Copy out every line of the records where the string "filled" occurs.

■ **Records for the exercise**:

▶

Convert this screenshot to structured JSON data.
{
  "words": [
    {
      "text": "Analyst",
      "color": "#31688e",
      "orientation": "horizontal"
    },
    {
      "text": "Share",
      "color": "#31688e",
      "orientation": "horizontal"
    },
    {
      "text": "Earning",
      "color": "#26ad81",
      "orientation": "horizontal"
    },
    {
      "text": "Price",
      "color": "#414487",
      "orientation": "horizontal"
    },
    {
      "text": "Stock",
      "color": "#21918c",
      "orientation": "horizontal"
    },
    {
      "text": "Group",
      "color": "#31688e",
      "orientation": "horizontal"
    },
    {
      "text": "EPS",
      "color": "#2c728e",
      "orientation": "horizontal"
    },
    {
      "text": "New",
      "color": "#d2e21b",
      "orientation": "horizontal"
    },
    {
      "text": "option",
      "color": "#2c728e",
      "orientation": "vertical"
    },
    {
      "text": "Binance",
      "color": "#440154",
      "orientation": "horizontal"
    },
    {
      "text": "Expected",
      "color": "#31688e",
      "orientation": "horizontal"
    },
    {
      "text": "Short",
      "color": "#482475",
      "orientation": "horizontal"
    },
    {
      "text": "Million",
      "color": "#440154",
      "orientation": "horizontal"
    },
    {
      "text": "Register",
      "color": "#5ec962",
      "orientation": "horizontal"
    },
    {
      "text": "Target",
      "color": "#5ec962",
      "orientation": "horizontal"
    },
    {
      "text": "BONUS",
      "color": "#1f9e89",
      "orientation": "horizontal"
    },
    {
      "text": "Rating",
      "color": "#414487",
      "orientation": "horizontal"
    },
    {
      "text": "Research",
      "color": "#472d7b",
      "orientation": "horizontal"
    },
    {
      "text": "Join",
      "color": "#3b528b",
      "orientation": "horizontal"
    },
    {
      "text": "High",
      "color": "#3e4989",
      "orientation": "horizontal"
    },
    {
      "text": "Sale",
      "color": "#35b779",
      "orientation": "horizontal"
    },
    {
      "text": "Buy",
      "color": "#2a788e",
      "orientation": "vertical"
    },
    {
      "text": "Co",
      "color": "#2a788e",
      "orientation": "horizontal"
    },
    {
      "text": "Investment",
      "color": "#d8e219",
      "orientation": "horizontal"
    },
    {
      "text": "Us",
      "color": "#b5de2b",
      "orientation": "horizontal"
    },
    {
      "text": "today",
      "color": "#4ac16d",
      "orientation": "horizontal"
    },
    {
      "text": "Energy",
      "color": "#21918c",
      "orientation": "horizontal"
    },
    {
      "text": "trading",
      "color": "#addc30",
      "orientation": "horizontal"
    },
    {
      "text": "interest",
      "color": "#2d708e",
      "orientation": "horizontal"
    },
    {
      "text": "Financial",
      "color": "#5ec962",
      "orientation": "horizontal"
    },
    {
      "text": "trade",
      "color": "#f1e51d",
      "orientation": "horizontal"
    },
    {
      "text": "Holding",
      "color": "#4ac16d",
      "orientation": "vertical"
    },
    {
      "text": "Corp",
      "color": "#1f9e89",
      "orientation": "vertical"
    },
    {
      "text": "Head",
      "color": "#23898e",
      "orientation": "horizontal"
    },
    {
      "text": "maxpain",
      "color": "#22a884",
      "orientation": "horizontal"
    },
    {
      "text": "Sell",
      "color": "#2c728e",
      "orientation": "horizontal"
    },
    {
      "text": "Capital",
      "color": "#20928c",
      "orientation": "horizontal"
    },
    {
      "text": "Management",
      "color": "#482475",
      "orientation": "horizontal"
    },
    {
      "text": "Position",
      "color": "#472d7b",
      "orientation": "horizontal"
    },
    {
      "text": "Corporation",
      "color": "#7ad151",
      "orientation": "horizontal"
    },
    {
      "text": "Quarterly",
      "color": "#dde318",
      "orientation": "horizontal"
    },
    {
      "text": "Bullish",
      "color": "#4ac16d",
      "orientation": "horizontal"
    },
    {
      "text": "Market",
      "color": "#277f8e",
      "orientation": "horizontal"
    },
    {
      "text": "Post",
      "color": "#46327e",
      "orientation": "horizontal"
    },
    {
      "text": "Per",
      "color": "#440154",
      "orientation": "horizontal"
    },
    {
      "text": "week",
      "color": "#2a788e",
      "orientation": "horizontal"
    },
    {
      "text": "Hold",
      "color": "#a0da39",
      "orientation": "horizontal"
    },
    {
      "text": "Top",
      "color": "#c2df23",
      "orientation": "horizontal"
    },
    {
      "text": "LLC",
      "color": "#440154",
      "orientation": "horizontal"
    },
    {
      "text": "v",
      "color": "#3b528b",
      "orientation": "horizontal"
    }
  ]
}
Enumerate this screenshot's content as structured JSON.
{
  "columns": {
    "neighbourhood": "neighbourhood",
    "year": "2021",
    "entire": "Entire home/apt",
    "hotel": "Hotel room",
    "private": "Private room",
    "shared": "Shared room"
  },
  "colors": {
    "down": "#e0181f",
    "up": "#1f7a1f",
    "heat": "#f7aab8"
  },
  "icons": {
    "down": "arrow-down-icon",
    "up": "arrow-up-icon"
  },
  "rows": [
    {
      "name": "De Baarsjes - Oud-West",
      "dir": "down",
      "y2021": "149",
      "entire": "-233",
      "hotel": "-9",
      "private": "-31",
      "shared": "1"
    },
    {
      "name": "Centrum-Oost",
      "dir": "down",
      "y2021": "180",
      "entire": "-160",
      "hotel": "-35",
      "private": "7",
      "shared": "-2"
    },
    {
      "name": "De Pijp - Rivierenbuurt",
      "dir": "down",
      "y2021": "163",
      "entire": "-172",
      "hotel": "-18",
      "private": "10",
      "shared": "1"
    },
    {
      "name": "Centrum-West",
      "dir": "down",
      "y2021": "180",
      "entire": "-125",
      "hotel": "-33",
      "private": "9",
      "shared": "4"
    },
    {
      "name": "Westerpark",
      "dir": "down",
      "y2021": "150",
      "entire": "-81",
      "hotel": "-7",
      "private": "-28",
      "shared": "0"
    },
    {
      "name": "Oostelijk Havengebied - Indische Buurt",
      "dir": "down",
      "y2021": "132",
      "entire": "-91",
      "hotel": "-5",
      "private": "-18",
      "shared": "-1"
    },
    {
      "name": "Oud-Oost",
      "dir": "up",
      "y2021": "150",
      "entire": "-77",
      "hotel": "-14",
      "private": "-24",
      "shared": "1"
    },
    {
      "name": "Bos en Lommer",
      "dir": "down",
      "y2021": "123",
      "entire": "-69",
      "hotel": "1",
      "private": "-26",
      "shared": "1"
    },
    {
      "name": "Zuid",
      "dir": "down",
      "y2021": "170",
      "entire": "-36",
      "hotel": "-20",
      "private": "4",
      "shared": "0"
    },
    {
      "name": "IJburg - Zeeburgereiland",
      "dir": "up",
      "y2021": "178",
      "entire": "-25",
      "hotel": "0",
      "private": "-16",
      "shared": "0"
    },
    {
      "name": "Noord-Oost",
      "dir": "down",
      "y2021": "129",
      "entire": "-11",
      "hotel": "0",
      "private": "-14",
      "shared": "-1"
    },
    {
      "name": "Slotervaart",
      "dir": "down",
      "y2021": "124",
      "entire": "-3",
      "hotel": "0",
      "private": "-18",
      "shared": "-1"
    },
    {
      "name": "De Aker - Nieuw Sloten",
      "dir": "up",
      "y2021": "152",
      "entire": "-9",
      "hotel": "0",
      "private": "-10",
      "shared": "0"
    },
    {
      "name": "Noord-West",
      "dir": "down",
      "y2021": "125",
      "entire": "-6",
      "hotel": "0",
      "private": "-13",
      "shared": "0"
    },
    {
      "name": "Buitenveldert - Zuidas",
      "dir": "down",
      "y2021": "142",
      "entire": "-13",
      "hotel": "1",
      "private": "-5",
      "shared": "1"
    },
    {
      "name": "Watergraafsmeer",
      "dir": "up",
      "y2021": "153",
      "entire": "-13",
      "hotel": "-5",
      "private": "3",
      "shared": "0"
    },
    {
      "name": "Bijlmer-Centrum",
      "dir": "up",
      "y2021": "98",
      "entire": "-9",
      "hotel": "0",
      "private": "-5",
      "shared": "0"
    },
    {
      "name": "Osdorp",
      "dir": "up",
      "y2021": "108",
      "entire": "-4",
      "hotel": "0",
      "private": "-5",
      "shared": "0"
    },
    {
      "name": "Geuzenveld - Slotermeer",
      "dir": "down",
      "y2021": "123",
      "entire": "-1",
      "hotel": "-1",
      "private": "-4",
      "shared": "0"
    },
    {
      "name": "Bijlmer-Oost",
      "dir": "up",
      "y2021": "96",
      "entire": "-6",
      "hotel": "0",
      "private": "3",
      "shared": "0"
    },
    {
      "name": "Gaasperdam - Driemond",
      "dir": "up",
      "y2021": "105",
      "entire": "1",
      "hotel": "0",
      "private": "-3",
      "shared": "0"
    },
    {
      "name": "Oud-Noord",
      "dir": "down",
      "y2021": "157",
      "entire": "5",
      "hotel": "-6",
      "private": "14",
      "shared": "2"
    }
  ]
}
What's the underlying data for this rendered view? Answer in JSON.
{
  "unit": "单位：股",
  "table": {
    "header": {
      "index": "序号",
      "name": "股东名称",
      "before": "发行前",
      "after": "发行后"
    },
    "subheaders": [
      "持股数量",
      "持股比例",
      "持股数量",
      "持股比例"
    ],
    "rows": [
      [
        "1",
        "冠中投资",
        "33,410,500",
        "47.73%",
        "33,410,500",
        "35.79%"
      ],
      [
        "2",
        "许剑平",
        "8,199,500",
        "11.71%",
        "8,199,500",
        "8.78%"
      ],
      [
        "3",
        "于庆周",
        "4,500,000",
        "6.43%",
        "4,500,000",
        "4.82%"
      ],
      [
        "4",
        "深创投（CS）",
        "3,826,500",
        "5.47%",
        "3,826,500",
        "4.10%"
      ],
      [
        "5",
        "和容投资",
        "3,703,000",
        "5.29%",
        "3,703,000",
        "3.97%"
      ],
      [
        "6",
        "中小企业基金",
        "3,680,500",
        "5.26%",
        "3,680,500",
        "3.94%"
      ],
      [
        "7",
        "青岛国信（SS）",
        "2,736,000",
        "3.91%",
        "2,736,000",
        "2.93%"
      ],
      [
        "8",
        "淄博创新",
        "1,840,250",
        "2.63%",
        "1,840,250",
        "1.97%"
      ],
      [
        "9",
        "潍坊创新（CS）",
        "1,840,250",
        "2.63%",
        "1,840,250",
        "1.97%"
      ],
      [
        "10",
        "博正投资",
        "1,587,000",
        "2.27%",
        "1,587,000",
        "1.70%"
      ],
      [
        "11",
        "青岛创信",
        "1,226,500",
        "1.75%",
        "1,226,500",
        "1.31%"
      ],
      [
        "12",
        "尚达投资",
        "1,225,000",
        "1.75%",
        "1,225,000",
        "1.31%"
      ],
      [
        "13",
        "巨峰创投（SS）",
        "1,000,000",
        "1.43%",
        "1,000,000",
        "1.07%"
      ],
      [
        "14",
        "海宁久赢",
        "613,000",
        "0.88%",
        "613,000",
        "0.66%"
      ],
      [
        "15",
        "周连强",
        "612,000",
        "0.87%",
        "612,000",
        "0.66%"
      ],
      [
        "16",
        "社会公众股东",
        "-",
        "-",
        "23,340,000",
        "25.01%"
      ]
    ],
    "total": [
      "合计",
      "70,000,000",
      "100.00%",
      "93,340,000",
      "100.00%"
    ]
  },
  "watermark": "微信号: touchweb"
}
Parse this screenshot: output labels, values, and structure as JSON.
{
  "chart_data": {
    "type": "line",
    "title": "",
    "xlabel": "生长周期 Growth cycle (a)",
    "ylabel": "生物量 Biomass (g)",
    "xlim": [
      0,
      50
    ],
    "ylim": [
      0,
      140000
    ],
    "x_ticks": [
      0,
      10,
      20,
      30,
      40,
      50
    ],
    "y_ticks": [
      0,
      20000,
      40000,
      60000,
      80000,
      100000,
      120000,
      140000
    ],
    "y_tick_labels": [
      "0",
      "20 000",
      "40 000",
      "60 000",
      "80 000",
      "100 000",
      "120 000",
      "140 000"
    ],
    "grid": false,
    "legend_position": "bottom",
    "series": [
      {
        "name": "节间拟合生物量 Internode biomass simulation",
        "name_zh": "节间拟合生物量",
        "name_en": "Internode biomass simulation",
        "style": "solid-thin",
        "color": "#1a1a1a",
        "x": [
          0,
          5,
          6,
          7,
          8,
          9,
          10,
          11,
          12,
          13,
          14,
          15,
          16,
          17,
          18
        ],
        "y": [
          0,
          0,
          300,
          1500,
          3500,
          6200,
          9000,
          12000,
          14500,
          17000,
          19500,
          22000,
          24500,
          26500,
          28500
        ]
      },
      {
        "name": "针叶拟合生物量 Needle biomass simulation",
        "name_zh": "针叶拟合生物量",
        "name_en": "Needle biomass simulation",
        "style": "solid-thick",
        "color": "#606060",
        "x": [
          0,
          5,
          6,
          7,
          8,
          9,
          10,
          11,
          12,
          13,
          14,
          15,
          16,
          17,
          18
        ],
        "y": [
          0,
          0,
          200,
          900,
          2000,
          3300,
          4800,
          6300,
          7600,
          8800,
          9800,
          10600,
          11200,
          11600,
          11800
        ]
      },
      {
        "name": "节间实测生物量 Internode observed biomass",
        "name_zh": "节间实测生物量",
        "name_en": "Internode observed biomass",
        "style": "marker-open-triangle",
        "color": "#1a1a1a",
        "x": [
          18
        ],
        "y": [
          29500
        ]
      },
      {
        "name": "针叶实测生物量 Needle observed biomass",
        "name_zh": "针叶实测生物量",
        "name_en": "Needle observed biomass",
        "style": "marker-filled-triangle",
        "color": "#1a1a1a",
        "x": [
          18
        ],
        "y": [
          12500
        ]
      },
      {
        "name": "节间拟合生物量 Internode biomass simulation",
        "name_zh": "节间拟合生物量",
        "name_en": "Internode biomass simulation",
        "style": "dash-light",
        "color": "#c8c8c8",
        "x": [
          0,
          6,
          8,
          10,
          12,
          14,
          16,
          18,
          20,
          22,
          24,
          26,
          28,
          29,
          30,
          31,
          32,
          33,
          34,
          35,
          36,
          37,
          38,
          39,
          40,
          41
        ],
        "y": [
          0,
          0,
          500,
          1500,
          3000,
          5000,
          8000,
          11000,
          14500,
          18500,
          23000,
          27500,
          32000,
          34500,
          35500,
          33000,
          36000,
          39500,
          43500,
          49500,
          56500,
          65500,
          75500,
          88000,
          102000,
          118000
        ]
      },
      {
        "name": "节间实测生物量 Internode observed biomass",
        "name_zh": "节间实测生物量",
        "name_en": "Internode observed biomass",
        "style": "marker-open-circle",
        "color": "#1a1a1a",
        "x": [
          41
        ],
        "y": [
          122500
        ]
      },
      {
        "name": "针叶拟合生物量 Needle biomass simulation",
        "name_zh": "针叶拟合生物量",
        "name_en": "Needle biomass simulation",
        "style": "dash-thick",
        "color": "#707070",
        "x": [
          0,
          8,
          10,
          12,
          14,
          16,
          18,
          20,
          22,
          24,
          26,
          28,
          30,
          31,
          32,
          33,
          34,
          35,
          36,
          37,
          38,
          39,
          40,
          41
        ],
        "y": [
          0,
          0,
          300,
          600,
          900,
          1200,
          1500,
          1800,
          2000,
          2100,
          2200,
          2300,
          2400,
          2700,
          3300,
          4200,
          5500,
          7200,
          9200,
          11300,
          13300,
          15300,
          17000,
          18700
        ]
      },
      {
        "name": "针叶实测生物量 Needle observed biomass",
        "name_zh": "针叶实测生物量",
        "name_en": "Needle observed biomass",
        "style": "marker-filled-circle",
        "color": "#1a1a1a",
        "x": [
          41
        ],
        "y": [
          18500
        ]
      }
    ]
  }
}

◀

■ **Solution below**:
        "style": "marker-filled-triangle",
        "style": "marker-filled-circle",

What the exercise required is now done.